| Written problem |
Write out all of the lines below, exactly and completely.

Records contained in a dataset

■ ■ ■ ■ ■

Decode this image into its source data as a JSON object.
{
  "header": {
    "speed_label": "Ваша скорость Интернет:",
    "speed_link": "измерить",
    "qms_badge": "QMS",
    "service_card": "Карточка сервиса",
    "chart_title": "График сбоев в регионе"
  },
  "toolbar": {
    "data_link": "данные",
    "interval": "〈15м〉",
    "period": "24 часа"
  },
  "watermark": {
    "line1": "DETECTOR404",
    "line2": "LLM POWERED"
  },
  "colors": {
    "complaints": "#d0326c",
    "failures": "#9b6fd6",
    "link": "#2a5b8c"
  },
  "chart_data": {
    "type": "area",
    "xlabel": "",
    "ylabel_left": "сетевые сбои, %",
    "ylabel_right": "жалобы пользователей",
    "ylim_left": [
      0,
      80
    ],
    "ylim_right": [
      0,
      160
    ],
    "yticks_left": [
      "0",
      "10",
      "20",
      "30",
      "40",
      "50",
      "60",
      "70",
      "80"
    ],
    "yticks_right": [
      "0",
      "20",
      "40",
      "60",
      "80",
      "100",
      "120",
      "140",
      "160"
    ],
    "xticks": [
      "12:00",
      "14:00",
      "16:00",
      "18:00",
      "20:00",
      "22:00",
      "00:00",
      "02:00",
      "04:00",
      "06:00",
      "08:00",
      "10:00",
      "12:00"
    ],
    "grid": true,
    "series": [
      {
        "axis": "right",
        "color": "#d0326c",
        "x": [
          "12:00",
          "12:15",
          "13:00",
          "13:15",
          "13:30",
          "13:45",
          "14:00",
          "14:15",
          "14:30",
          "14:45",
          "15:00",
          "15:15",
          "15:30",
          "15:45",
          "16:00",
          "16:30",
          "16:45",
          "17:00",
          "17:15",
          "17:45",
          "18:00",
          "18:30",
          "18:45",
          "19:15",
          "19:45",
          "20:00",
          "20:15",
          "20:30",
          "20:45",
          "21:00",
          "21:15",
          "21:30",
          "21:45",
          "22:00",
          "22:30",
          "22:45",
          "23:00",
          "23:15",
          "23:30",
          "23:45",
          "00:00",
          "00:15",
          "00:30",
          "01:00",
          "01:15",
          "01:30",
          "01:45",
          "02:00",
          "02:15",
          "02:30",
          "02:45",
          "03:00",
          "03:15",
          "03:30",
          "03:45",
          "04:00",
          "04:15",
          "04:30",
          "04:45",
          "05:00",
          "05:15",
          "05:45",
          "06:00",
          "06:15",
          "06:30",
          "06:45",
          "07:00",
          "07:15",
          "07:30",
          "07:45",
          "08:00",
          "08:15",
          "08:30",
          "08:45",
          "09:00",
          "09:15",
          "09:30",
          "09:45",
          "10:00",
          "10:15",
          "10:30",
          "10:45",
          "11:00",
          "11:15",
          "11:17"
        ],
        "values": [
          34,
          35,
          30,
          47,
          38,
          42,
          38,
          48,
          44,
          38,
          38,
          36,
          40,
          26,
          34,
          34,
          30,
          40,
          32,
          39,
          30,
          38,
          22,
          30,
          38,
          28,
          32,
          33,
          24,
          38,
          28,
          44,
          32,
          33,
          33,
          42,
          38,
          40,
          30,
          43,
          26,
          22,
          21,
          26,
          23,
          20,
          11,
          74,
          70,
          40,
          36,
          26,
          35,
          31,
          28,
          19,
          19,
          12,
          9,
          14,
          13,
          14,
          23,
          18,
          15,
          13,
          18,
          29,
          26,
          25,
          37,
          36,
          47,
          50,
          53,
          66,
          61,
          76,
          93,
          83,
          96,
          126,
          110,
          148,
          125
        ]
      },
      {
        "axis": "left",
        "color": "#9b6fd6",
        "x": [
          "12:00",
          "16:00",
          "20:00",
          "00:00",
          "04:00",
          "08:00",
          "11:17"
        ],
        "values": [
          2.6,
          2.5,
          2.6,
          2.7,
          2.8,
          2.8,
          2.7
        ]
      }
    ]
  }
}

■ ■ ■ ■ ■

| Exercise answer |
Decode this image into its source data as a JSON object.
{
  "header": {
    "speed_label": "Ваша скорость Интернет:",
    "speed_link": "измерить",
    "qms_badge": "QMS",
    "service_card": "Карточка сервиса",
    "chart_title": "График сбоев в регионе"
  },
  "toolbar": {
    "data_link": "данные",
    "interval": "〈15м〉",
    "period": "24 часа"
  },
  "watermark": {
    "line1": "DETECTOR404",
    "line2": "LLM POWERED"
  },
  "colors": {
    "complaints": "#d0326c",
    "failures": "#9b6fd6",
    "link": "#2a5b8c"
  },
  "chart_data": {
    "type": "area",
    "xlabel": "",
    "ylabel_left": "сетевые сбои, %",
    "ylabel_right": "жалобы пользователей",
    "ylim_left": [
      0,
      80
    ],
    "ylim_right": [
      0,
      160
    ],
    "yticks_left": [
      "0",
      "10",
      "20",
      "30",
      "40",
      "50",
      "60",
      "70",
      "80"
    ],
    "yticks_right": [
      "0",
      "20",
      "40",
      "60",
      "80",
      "100",
      "120",
      "140",
      "160"
    ],
    "xticks": [
      "12:00",
      "14:00",
      "16:00",
      "18:00",
      "20:00",
      "22:00",
      "00:00",
      "02:00",
      "04:00",
      "06:00",
      "08:00",
      "10:00",
      "12:00"
    ],
    "grid": true,
    "series": [
      {
        "axis": "right",
        "color": "#d0326c",
        "x": [
          "12:00",
          "12:15",
          "13:00",
          "13:15",
          "13:30",
          "13:45",
          "14:00",
          "14:15",
          "14:30",
          "14:45",
          "15:00",
          "15:15",
          "15:30",
          "15:45",
          "16:00",
          "16:30",
          "16:45",
          "17:00",
          "17:15",
          "17:45",
          "18:00",
          "18:30",
          "18:45",
          "19:15",
          "19:45",
          "20:00",
          "20:15",
          "20:30",
          "20:45",
          "21:00",
          "21:15",
          "21:30",
          "21:45",
          "22:00",
          "22:30",
          "22:45",
          "23:00",
          "23:15",
          "23:30",
          "23:45",
          "00:00",
          "00:15",
          "00:30",
          "01:00",
          "01:15",
          "01:30",
          "01:45",
          "02:00",
          "02:15",
          "02:30",
          "02:45",
          "03:00",
          "03:15",
          "03:30",
          "03:45",
          "04:00",
          "04:15",
          "04:30",
          "04:45",
          "05:00",
          "05:15",
          "05:45",
          "06:00",
          "06:15",
          "06:30",
          "06:45",
          "07:00",
          "07:15",
          "07:30",
          "07:45",
          "08:00",
          "08:15",
          "08:30",
          "08:45",
          "09:00",
          "09:15",
          "09:30",
          "09:45",
          "10:00",
          "10:15",
          "10:30",
          "10:45",
          "11:00",
          "11:15",
          "11:17"
        ],
        "values": [
          34,
          35,
          30,
          47,
          38,
          42,
          38,
          48,
          44,
          38,
          38,
          36,
          40,
          26,
          34,
          34,
          30,
          40,
          32,
          39,
          30,
          38,
          22,
          30,
          38,
          28,
          32,
          33,
          24,
          38,
          28,
          44,
          32,
          33,
          33,
          42,
          38,
          40,
          30,
          43,
          26,
          22,
          21,
          26,
          23,
          20,
          11,
          74,
          70,
          40,
          36,
          26,
          35,
          31,
          28,
          19,
          19,
          12,
          9,
          14,
          13,
          14,
          23,
          18,
          15,
          13,
          18,
          29,
          26,
          25,
          37,
          36,
          47,
          50,
          53,
          66,
          61,
          76,
          93,
          83,
          96,
          126,
          110,
          148,
          125
        ]
      },
      {
        "axis": "left",
        "color": "#9b6fd6",
        "x": [
          "12:00",
          "16:00",
          "20:00",
          "00:00",
          "04:00",
          "08:00",
          "11:17"
        ],
        "values": [
          2.6,
          2.5,
          2.6,
          2.7,
          2.8,
          2.8,
          2.7
        ]
      }
    ]
  }
}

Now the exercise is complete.